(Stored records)
------------

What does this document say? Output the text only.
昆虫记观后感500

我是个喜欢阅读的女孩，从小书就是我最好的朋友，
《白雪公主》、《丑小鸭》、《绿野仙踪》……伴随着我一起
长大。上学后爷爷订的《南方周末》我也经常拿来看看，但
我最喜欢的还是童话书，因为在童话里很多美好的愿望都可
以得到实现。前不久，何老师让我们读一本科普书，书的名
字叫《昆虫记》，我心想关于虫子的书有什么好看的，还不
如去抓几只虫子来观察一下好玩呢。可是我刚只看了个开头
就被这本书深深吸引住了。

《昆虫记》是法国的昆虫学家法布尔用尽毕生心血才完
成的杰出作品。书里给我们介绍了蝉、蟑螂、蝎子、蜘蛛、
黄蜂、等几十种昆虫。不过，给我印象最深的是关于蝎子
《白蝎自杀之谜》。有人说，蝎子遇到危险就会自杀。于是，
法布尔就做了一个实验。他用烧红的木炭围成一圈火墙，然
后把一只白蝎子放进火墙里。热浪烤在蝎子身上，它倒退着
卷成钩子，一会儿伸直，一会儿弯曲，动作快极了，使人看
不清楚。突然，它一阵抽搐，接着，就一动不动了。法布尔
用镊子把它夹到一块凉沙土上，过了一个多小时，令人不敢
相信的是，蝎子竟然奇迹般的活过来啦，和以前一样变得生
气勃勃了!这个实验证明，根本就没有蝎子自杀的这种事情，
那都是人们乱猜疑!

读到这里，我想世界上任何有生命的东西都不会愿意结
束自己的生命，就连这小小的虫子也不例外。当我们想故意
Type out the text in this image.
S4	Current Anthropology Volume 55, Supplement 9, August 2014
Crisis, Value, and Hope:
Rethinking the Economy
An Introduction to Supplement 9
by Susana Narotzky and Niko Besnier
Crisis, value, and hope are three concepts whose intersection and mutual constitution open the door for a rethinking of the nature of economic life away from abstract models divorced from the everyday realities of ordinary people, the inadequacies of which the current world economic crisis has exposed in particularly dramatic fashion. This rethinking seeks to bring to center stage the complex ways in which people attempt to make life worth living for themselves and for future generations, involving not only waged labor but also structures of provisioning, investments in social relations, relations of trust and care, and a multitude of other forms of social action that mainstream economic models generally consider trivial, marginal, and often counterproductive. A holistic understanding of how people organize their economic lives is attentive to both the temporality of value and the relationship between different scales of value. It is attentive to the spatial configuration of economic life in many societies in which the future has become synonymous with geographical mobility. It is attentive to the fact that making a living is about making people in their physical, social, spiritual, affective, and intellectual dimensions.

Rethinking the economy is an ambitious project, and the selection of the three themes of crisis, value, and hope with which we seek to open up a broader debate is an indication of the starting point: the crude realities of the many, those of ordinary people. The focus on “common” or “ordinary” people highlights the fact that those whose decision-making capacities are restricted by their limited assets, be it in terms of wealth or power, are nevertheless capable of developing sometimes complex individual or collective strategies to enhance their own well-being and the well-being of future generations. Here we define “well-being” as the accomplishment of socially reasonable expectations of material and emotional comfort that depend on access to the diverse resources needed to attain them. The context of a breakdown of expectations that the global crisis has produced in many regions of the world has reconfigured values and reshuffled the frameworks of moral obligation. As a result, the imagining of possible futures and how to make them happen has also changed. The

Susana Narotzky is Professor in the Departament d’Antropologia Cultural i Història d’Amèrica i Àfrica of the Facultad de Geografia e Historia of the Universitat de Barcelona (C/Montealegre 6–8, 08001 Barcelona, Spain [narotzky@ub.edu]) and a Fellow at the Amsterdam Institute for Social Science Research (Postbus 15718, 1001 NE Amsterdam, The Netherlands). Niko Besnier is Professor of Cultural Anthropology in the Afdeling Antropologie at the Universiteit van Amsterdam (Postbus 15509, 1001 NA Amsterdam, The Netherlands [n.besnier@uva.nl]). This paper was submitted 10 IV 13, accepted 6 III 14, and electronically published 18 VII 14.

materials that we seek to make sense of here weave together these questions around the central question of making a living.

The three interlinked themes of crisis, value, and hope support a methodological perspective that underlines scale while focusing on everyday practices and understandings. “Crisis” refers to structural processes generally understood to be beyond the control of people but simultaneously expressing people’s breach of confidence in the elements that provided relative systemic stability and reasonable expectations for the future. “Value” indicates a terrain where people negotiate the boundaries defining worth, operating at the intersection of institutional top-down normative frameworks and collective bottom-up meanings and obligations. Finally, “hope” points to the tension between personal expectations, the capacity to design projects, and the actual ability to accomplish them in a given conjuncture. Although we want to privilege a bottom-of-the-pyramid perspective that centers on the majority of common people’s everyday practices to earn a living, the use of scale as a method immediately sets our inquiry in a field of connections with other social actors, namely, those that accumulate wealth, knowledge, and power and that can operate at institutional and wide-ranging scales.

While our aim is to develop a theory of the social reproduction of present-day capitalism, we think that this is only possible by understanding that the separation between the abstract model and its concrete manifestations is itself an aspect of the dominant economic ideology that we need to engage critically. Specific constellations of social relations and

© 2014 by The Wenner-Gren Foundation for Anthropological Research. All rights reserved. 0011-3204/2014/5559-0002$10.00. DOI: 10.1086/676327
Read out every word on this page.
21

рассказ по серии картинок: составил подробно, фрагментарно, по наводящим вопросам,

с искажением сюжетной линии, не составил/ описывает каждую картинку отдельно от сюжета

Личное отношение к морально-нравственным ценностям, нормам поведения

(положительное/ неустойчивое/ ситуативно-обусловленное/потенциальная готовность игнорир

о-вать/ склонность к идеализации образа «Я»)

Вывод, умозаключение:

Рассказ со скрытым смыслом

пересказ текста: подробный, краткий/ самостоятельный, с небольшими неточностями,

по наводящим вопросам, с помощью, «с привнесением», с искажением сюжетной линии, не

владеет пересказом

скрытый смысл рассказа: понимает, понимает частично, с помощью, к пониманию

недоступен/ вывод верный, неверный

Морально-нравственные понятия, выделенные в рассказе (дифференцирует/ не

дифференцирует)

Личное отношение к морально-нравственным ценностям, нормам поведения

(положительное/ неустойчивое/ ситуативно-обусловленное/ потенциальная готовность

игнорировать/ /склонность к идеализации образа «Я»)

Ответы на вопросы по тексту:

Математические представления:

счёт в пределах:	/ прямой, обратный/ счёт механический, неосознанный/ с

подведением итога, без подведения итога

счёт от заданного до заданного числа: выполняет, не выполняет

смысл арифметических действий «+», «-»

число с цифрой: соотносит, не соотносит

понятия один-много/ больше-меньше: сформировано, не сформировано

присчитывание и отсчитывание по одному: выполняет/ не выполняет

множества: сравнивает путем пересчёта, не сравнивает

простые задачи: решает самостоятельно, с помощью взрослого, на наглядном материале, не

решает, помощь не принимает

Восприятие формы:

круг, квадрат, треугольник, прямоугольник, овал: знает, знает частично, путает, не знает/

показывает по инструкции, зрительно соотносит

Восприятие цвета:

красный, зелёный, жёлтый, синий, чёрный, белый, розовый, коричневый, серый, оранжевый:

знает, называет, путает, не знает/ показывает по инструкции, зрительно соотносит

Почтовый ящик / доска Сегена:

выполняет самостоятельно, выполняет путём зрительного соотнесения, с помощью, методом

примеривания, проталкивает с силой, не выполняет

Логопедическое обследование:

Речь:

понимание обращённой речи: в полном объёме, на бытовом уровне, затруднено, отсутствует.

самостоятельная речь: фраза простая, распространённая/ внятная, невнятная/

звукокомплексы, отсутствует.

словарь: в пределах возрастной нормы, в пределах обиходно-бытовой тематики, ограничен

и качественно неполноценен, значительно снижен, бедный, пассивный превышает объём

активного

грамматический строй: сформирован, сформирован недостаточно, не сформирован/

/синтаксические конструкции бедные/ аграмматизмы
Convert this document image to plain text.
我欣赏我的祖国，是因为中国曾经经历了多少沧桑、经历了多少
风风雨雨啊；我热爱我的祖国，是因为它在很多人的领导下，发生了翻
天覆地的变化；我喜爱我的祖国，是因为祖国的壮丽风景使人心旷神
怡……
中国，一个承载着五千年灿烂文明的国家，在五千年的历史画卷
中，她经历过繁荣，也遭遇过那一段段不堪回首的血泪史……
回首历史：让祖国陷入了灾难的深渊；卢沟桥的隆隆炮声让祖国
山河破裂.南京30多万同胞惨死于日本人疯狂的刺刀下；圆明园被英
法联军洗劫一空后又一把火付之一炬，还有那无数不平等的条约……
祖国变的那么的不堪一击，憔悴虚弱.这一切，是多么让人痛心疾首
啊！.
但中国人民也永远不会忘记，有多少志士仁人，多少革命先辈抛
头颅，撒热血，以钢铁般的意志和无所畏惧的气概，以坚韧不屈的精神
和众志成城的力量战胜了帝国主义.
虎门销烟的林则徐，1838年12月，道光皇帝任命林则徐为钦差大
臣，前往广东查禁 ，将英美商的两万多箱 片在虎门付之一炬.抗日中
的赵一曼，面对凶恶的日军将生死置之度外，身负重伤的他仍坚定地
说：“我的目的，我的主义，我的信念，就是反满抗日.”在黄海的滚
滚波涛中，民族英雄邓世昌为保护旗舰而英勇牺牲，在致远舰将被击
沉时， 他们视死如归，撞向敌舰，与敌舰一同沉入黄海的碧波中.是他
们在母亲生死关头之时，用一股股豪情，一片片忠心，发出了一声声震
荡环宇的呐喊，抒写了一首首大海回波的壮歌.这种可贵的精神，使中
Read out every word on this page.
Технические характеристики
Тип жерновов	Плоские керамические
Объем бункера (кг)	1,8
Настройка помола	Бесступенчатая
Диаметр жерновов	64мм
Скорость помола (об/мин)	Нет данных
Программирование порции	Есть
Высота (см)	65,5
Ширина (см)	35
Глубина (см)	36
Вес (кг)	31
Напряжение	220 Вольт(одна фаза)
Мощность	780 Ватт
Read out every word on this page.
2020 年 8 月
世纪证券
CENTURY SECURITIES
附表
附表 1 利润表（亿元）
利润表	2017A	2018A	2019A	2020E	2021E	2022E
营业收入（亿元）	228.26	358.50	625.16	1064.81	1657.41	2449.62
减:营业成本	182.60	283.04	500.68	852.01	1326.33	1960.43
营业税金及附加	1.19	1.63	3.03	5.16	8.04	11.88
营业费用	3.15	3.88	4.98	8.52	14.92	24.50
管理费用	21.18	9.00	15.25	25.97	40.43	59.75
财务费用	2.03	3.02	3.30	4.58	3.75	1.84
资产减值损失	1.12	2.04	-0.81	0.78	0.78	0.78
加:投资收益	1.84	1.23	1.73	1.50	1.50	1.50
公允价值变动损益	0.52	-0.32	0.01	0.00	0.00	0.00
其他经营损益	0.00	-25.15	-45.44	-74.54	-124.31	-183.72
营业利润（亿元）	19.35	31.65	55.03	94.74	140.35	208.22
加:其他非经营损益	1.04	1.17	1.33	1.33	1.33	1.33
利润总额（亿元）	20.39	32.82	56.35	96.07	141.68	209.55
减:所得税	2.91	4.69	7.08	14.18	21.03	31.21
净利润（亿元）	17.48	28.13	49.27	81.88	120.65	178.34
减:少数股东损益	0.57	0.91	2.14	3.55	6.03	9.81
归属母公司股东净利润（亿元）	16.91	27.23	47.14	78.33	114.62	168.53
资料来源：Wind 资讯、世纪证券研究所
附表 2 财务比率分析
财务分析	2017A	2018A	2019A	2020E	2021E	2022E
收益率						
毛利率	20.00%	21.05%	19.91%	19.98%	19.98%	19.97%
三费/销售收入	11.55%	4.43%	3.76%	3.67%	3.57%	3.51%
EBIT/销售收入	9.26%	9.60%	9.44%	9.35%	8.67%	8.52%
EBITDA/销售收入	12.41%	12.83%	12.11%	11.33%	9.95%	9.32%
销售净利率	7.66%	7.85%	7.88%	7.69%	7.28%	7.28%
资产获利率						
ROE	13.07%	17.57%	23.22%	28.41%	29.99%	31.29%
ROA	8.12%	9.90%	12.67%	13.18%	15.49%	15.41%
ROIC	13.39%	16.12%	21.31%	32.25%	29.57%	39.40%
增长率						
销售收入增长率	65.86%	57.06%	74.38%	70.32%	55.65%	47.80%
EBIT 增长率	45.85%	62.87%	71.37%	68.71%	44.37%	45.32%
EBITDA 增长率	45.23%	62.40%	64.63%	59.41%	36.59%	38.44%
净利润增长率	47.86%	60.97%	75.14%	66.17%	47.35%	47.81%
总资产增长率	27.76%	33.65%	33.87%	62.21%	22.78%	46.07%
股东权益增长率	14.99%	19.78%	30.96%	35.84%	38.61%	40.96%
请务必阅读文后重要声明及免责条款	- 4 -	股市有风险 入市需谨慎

------------

DESCRIPTION OF THE TASK | Report how many lines hold the string "понятия", giving the number and nothing else.

EXERCISE ANSWER | 2